# INFORMATION SUPPLIED
──────────────────────────────

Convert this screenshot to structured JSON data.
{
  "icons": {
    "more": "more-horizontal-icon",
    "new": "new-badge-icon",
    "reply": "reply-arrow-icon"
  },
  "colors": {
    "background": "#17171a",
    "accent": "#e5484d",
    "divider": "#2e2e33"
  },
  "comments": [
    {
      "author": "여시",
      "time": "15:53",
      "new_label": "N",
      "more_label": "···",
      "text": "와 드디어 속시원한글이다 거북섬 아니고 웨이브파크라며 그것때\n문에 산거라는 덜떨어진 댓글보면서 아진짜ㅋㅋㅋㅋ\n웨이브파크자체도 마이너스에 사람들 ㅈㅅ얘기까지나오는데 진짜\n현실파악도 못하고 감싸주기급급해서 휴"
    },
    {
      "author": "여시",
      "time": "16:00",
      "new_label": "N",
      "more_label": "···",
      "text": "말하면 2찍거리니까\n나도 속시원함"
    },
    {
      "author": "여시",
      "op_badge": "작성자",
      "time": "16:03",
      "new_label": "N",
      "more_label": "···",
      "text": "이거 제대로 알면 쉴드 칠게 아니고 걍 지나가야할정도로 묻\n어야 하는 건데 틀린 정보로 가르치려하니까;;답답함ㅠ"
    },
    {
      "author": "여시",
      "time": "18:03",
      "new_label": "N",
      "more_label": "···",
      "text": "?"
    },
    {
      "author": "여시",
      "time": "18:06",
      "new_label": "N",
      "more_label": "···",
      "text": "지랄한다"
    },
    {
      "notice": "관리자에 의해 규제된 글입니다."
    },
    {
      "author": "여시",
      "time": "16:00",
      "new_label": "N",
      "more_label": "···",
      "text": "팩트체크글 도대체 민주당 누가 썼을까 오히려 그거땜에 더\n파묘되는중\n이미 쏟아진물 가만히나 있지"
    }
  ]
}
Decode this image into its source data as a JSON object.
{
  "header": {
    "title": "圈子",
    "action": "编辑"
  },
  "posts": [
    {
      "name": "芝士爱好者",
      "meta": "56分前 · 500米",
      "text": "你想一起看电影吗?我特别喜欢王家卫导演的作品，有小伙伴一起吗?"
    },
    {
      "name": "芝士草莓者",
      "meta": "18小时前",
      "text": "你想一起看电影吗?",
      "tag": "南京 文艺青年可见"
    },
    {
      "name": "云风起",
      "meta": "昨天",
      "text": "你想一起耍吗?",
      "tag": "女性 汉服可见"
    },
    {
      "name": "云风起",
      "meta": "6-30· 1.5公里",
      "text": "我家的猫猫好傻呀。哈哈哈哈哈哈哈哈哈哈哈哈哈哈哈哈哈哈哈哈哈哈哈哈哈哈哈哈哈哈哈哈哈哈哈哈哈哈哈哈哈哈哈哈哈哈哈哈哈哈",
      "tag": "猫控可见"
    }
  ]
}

──────────────────────────────

# PROBLEM DETAILS
Restate the listing above word for word.

# THE REPLY
Convert this screenshot to structured JSON data.
{
  "icons": {
    "more": "more-horizontal-icon",
    "new": "new-badge-icon",
    "reply": "reply-arrow-icon"
  },
  "colors": {
    "background": "#17171a",
    "accent": "#e5484d",
    "divider": "#2e2e33"
  },
  "comments": [
    {
      "author": "여시",
      "time": "15:53",
      "new_label": "N",
      "more_label": "···",
      "text": "와 드디어 속시원한글이다 거북섬 아니고 웨이브파크라며 그것때\n문에 산거라는 덜떨어진 댓글보면서 아진짜ㅋㅋㅋㅋ\n웨이브파크자체도 마이너스에 사람들 ㅈㅅ얘기까지나오는데 진짜\n현실파악도 못하고 감싸주기급급해서 휴"
    },
    {
      "author": "여시",
      "time": "16:00",
      "new_label": "N",
      "more_label": "···",
      "text": "말하면 2찍거리니까\n나도 속시원함"
    },
    {
      "author": "여시",
      "op_badge": "작성자",
      "time": "16:03",
      "new_label": "N",
      "more_label": "···",
      "text": "이거 제대로 알면 쉴드 칠게 아니고 걍 지나가야할정도로 묻\n어야 하는 건데 틀린 정보로 가르치려하니까;;답답함ㅠ"
    },
    {
      "author": "여시",
      "time": "18:03",
      "new_label": "N",
      "more_label": "···",
      "text": "?"
    },
    {
      "author": "여시",
      "time": "18:06",
      "new_label": "N",
      "more_label": "···",
      "text": "지랄한다"
    },
    {
      "notice": "관리자에 의해 규제된 글입니다."
    },
    {
      "author": "여시",
      "time": "16:00",
      "new_label": "N",
      "more_label": "···",
      "text": "팩트체크글 도대체 민주당 누가 썼을까 오히려 그거땜에 더\n파묘되는중\n이미 쏟아진물 가만히나 있지"
    }
  ]
}
Decode this image into its source data as a JSON object.
{
  "header": {
    "title": "圈子",
    "action": "编辑"
  },
  "posts": [
    {
      "name": "芝士爱好者",
      "meta": "56分前 · 500米",
      "text": "你想一起看电影吗?我特别喜欢王家卫导演的作品，有小伙伴一起吗?"
    },
    {
      "name": "芝士草莓者",
      "meta": "18小时前",
      "text": "你想一起看电影吗?",
      "tag": "南京 文艺青年可见"
    },
    {
      "name": "云风起",
      "meta": "昨天",
      "text": "你想一起耍吗?",
      "tag": "女性 汉服可见"
    },
    {
      "name": "云风起",
      "meta": "6-30· 1.5公里",
      "text": "我家的猫猫好傻呀。哈哈哈哈哈哈哈哈哈哈哈哈哈哈哈哈哈哈哈哈哈哈哈哈哈哈哈哈哈哈哈哈哈哈哈哈哈哈哈哈哈哈哈哈哈哈哈哈哈哈",
      "tag": "猫控可见"
    }
  ]
}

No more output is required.